**Supplied records**

# # #

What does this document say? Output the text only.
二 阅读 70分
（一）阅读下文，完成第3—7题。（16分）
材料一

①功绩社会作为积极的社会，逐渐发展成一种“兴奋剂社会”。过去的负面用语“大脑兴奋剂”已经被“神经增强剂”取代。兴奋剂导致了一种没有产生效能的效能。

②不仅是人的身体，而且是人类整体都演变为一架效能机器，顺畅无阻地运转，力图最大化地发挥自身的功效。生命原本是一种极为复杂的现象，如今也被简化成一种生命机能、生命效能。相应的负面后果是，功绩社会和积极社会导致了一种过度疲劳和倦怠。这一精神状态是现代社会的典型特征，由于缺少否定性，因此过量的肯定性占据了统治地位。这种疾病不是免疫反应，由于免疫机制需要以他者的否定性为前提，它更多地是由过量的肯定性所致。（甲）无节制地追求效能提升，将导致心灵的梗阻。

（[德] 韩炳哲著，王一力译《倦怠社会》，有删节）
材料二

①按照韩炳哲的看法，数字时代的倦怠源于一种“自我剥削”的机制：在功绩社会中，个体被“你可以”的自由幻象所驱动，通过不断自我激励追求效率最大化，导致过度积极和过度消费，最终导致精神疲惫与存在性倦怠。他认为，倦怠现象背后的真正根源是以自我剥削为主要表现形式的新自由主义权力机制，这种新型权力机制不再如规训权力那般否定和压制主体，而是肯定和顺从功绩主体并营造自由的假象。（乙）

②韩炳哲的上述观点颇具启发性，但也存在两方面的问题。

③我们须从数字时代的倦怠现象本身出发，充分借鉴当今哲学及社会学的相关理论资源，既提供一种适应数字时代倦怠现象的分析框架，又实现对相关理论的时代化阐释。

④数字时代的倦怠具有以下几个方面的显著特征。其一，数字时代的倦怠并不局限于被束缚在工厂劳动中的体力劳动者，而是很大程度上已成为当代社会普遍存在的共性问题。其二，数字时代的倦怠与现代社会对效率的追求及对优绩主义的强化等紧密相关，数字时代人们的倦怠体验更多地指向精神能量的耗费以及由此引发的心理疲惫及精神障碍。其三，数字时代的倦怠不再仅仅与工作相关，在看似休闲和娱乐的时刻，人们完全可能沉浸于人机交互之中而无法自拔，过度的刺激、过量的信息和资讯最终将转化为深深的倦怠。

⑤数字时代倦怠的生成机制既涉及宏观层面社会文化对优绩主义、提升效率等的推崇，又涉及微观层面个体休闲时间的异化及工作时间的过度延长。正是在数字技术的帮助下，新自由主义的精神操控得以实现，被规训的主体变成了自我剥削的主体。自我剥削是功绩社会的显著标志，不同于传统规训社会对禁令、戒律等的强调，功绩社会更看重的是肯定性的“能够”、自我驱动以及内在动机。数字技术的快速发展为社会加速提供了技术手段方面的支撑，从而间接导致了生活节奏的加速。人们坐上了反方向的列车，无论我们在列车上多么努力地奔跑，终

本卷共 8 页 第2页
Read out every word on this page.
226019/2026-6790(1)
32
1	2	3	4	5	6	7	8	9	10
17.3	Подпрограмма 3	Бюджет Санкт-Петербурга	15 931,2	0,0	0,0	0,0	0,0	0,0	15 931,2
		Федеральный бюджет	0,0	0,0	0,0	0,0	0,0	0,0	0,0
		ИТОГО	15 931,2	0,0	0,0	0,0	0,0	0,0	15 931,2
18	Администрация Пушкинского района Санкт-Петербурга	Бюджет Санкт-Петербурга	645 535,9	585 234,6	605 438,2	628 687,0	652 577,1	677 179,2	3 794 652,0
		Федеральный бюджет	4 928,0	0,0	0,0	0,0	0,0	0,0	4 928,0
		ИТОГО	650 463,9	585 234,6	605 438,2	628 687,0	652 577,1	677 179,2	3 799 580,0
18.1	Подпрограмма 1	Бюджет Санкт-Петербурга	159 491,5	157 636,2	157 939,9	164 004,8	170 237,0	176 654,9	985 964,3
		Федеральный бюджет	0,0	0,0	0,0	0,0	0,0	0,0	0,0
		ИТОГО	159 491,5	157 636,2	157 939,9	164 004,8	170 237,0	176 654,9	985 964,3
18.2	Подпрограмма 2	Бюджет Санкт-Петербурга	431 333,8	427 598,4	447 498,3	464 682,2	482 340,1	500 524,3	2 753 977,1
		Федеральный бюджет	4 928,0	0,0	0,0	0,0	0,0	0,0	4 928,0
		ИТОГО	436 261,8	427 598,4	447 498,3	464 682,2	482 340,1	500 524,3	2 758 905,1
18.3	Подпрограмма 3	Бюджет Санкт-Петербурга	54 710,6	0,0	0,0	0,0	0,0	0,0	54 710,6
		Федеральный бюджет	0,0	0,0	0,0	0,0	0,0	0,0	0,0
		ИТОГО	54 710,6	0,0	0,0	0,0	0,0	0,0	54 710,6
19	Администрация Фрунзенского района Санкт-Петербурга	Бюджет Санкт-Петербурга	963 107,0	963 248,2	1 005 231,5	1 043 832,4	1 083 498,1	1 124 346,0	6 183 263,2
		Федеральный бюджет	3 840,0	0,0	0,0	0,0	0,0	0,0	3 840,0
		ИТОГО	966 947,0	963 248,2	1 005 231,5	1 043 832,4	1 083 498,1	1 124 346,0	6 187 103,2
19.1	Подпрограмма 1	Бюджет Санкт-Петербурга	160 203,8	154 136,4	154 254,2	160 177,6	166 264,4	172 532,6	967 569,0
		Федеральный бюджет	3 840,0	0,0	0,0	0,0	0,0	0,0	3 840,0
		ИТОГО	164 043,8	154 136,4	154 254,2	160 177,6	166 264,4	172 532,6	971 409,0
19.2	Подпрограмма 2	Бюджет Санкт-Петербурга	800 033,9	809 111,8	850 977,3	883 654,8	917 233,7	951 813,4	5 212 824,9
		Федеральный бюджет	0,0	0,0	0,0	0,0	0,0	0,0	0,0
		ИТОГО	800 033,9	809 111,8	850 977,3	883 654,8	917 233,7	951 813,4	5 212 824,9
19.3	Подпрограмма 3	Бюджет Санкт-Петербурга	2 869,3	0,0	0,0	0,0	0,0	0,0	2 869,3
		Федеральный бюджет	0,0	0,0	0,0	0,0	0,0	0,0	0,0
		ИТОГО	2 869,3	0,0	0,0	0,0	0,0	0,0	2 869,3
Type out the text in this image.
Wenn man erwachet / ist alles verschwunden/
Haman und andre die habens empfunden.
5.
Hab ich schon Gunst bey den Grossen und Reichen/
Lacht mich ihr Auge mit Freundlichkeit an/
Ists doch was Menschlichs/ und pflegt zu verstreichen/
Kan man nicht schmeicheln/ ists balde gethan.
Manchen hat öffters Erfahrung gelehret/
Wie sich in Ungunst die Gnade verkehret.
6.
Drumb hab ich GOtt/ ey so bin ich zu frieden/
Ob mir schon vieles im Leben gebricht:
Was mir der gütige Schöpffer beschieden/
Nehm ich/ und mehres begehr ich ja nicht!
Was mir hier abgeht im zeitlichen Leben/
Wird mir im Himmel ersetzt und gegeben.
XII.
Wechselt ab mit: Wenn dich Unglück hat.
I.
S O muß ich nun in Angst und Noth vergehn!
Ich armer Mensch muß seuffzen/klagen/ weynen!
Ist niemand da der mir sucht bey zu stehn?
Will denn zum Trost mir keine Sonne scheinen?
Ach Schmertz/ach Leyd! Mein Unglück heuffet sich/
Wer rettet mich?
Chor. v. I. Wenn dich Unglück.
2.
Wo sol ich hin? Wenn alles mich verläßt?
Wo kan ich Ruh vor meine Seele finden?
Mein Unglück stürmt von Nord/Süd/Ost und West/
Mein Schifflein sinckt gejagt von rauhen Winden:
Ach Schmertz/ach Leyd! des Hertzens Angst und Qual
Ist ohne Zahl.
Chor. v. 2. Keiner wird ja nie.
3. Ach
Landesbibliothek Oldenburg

# # #

**Set problem**
Identify how many lines in the entries above contain the word "alles" and provide only that figure.

**Result for this exercise**
2